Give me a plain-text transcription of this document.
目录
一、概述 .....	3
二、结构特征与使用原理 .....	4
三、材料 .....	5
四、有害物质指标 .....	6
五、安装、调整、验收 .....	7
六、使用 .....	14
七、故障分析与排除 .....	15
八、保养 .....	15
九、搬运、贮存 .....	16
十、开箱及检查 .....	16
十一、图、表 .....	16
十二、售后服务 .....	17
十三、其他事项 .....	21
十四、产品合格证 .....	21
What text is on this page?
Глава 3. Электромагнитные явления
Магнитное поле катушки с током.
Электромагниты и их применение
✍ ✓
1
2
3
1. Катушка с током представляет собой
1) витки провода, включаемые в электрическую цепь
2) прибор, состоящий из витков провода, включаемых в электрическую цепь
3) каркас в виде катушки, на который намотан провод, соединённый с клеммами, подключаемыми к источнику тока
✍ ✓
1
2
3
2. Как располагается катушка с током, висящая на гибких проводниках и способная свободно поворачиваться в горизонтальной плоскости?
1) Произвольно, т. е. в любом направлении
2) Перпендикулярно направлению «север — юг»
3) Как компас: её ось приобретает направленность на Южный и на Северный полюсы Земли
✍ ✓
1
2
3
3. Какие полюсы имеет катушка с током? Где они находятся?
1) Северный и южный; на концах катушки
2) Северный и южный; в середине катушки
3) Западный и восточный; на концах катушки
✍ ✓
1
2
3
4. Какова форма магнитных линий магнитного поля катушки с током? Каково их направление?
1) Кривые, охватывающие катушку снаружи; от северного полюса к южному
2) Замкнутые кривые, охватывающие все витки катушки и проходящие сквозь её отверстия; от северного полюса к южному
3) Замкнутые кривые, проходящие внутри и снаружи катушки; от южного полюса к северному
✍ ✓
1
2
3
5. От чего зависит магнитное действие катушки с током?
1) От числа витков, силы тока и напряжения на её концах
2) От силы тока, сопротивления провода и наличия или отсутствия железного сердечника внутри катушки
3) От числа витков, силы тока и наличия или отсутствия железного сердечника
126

++++++

**WHAT YOU ARE ASKED TO DO**
Every line in the data above that contains "витков" needs to be copied.

**THE RESULT**
2) прибор, состоящий из витков провода, включаемых в электрическую цепь
1) От числа витков, силы тока и напряжения на её концах
3) От числа витков, силы тока и наличия или отсутствия железного сердечника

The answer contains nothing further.